*GIVEN REQUEST*
Gather from the material every line that contains the string "banchetă".

[Some records]

****

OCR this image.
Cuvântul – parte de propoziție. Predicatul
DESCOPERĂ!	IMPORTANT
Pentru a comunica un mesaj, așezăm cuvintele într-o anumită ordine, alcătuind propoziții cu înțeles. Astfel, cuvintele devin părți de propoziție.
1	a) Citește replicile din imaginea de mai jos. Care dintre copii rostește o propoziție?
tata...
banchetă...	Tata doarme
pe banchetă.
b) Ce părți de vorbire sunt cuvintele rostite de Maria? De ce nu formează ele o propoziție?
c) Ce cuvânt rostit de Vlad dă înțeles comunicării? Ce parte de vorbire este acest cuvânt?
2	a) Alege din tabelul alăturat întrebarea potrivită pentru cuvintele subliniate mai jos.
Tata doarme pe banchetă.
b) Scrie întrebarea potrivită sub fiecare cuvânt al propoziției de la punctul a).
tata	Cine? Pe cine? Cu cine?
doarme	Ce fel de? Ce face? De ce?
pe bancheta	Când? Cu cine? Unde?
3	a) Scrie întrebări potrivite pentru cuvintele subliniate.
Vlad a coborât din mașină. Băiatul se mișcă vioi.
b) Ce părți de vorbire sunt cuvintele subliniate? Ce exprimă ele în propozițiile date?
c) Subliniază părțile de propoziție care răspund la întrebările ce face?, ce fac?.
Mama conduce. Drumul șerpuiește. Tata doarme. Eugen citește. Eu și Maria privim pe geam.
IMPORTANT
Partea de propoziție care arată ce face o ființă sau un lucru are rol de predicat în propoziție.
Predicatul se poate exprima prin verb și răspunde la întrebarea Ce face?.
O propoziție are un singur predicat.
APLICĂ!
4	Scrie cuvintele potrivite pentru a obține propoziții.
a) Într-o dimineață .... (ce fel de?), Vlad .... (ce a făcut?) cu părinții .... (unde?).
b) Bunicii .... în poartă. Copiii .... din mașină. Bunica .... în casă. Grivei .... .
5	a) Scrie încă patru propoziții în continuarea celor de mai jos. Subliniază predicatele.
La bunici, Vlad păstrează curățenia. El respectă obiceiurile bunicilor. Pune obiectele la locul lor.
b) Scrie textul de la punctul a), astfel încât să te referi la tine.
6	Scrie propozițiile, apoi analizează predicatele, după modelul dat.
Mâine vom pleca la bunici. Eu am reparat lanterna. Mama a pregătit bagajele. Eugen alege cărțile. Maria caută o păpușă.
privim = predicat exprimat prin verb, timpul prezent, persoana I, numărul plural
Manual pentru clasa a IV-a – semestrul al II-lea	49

****

*REPLY*
banchetă...	Tata doarme
pe banchetă.
Tata doarme pe banchetă.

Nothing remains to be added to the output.